(Dataset records)

______

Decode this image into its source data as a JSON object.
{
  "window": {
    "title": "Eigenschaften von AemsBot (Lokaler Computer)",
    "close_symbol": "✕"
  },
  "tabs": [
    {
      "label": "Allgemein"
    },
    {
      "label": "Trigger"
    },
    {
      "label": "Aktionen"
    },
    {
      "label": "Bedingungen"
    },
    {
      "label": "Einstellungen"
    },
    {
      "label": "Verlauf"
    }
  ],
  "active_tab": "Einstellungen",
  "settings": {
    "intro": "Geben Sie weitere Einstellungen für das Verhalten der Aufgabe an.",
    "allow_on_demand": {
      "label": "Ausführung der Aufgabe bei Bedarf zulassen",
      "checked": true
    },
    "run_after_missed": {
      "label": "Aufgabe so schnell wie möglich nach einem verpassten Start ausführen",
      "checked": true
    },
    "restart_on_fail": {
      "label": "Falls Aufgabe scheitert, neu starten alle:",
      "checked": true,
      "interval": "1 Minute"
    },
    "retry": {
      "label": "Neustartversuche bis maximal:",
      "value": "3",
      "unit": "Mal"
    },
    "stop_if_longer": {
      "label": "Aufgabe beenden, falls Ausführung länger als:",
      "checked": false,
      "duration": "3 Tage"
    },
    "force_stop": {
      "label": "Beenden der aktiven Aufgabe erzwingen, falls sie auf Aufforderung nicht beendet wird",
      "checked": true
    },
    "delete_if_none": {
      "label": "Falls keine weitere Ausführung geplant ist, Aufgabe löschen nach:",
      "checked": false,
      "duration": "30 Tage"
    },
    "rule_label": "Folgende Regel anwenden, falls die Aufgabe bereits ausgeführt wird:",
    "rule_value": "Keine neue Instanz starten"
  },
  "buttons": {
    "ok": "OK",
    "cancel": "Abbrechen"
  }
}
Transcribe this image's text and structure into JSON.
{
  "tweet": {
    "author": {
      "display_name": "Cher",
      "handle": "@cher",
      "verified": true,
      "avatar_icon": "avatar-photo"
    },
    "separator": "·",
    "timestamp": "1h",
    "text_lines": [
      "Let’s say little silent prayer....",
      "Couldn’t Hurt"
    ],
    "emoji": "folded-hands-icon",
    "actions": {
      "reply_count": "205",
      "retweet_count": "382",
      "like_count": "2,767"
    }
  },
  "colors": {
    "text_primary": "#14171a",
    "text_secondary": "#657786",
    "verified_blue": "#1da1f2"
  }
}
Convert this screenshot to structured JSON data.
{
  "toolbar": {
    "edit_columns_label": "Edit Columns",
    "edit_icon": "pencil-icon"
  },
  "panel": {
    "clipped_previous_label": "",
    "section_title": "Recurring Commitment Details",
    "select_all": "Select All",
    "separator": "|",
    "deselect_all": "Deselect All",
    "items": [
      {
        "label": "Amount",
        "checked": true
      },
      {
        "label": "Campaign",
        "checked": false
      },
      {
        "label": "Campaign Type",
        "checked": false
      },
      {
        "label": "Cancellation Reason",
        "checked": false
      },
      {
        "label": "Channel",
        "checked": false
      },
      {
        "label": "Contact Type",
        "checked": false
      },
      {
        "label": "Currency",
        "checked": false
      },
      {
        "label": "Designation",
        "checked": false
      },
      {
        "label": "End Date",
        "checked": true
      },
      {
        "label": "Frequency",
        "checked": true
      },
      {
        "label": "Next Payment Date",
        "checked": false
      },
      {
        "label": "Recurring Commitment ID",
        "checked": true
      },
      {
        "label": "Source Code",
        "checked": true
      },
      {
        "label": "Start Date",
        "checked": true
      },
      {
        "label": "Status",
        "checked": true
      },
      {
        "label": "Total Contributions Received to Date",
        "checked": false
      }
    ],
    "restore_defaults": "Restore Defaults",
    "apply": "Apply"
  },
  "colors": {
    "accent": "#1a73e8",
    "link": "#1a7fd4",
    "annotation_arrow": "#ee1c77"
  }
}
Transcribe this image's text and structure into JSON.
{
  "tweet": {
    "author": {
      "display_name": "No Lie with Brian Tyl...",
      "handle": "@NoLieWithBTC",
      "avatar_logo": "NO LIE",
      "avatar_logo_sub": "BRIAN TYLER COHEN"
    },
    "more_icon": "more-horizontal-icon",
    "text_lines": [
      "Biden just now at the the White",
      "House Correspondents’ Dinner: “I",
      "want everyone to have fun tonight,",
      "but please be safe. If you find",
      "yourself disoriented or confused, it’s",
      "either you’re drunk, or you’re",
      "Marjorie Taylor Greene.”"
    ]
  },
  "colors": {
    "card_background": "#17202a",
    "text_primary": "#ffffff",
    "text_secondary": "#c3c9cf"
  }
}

______

Print the entries exactly. Include every one.

Decode this image into its source data as a JSON object.
{
  "window": {
    "title": "Eigenschaften von AemsBot (Lokaler Computer)",
    "close_symbol": "✕"
  },
  "tabs": [
    {
      "label": "Allgemein"
    },
    {
      "label": "Trigger"
    },
    {
      "label": "Aktionen"
    },
    {
      "label": "Bedingungen"
    },
    {
      "label": "Einstellungen"
    },
    {
      "label": "Verlauf"
    }
  ],
  "active_tab": "Einstellungen",
  "settings": {
    "intro": "Geben Sie weitere Einstellungen für das Verhalten der Aufgabe an.",
    "allow_on_demand": {
      "label": "Ausführung der Aufgabe bei Bedarf zulassen",
      "checked": true
    },
    "run_after_missed": {
      "label": "Aufgabe so schnell wie möglich nach einem verpassten Start ausführen",
      "checked": true
    },
    "restart_on_fail": {
      "label": "Falls Aufgabe scheitert, neu starten alle:",
      "checked": true,
      "interval": "1 Minute"
    },
    "retry": {
      "label": "Neustartversuche bis maximal:",
      "value": "3",
      "unit": "Mal"
    },
    "stop_if_longer": {
      "label": "Aufgabe beenden, falls Ausführung länger als:",
      "checked": false,
      "duration": "3 Tage"
    },
    "force_stop": {
      "label": "Beenden der aktiven Aufgabe erzwingen, falls sie auf Aufforderung nicht beendet wird",
      "checked": true
    },
    "delete_if_none": {
      "label": "Falls keine weitere Ausführung geplant ist, Aufgabe löschen nach:",
      "checked": false,
      "duration": "30 Tage"
    },
    "rule_label": "Folgende Regel anwenden, falls die Aufgabe bereits ausgeführt wird:",
    "rule_value": "Keine neue Instanz starten"
  },
  "buttons": {
    "ok": "OK",
    "cancel": "Abbrechen"
  }
}
Transcribe this image's text and structure into JSON.
{
  "tweet": {
    "author": {
      "display_name": "Cher",
      "handle": "@cher",
      "verified": true,
      "avatar_icon": "avatar-photo"
    },
    "separator": "·",
    "timestamp": "1h",
    "text_lines": [
      "Let’s say little silent prayer....",
      "Couldn’t Hurt"
    ],
    "emoji": "folded-hands-icon",
    "actions": {
      "reply_count": "205",
      "retweet_count": "382",
      "like_count": "2,767"
    }
  },
  "colors": {
    "text_primary": "#14171a",
    "text_secondary": "#657786",
    "verified_blue": "#1da1f2"
  }
}
Convert this screenshot to structured JSON data.
{
  "toolbar": {
    "edit_columns_label": "Edit Columns",
    "edit_icon": "pencil-icon"
  },
  "panel": {
    "clipped_previous_label": "",
    "section_title": "Recurring Commitment Details",
    "select_all": "Select All",
    "separator": "|",
    "deselect_all": "Deselect All",
    "items": [
      {
        "label": "Amount",
        "checked": true
      },
      {
        "label": "Campaign",
        "checked": false
      },
      {
        "label": "Campaign Type",
        "checked": false
      },
      {
        "label": "Cancellation Reason",
        "checked": false
      },
      {
        "label": "Channel",
        "checked": false
      },
      {
        "label": "Contact Type",
        "checked": false
      },
      {
        "label": "Currency",
        "checked": false
      },
      {
        "label": "Designation",
        "checked": false
      },
      {
        "label": "End Date",
        "checked": true
      },
      {
        "label": "Frequency",
        "checked": true
      },
      {
        "label": "Next Payment Date",
        "checked": false
      },
      {
        "label": "Recurring Commitment ID",
        "checked": true
      },
      {
        "label": "Source Code",
        "checked": true
      },
      {
        "label": "Start Date",
        "checked": true
      },
      {
        "label": "Status",
        "checked": true
      },
      {
        "label": "Total Contributions Received to Date",
        "checked": false
      }
    ],
    "restore_defaults": "Restore Defaults",
    "apply": "Apply"
  },
  "colors": {
    "accent": "#1a73e8",
    "link": "#1a7fd4",
    "annotation_arrow": "#ee1c77"
  }
}
Transcribe this image's text and structure into JSON.
{
  "tweet": {
    "author": {
      "display_name": "No Lie with Brian Tyl...",
      "handle": "@NoLieWithBTC",
      "avatar_logo": "NO LIE",
      "avatar_logo_sub": "BRIAN TYLER COHEN"
    },
    "more_icon": "more-horizontal-icon",
    "text_lines": [
      "Biden just now at the the White",
      "House Correspondents’ Dinner: “I",
      "want everyone to have fun tonight,",
      "but please be safe. If you find",
      "yourself disoriented or confused, it’s",
      "either you’re drunk, or you’re",
      "Marjorie Taylor Greene.”"
    ]
  },
  "colors": {
    "card_background": "#17202a",
    "text_primary": "#ffffff",
    "text_secondary": "#c3c9cf"
  }
}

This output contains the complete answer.